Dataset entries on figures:

□ □ □

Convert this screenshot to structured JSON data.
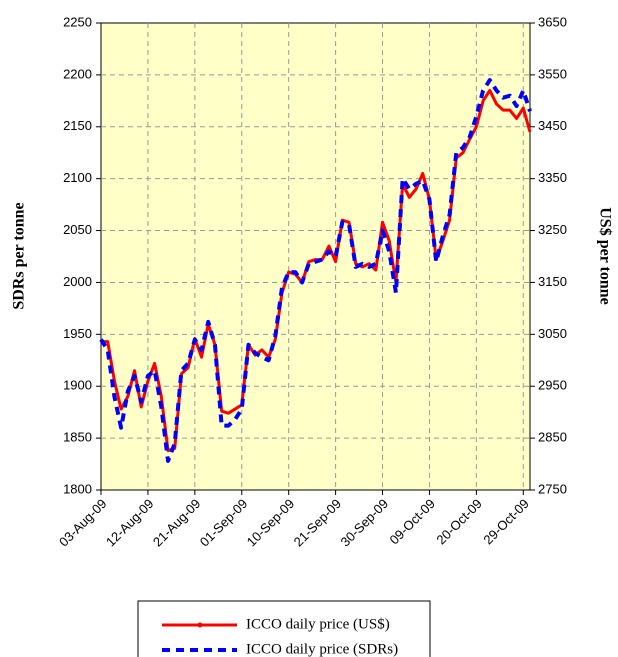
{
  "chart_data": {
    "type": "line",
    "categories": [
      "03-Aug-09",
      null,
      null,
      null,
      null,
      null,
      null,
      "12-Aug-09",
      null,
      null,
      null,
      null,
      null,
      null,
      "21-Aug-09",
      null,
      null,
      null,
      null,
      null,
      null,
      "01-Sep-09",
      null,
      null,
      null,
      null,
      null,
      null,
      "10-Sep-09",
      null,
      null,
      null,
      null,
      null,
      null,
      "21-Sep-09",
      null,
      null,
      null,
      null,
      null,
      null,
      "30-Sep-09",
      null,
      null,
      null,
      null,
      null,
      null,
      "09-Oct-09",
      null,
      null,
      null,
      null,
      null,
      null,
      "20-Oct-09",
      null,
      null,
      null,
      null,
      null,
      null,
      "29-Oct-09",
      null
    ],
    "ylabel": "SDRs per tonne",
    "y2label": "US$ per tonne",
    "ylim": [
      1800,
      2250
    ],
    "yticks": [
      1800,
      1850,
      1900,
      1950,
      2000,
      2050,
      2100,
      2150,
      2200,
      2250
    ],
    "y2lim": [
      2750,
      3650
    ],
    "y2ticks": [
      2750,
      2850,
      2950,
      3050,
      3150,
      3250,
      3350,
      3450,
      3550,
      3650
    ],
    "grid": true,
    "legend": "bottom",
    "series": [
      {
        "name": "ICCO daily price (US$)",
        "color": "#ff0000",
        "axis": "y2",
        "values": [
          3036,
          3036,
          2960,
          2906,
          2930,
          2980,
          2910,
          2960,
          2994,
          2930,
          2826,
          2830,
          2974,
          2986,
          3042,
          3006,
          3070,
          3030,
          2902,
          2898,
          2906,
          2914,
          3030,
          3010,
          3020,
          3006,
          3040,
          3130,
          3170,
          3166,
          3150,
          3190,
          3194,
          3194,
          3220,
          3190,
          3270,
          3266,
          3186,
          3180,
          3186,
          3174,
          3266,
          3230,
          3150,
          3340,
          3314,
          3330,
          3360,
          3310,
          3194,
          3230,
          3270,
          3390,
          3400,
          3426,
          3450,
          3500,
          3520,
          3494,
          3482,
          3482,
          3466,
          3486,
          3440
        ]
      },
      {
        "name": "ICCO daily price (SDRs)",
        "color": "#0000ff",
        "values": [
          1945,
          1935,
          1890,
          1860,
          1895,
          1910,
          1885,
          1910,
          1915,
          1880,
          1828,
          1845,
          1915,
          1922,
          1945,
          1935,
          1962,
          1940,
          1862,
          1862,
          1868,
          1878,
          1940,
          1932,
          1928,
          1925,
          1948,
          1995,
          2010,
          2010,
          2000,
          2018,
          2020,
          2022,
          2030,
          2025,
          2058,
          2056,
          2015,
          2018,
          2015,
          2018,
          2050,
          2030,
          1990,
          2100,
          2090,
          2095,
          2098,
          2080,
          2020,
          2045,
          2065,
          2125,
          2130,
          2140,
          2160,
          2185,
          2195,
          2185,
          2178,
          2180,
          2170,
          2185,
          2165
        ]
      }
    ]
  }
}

□ □ □

- **TASK TO COMPLETE**: Which lines hold the word "ICCO"? Copy every one of them.

- **OUTPUT FOR THIS EXERCISE**:
        "name": "ICCO daily price (US$)",
        "name": "ICCO daily price (SDRs)",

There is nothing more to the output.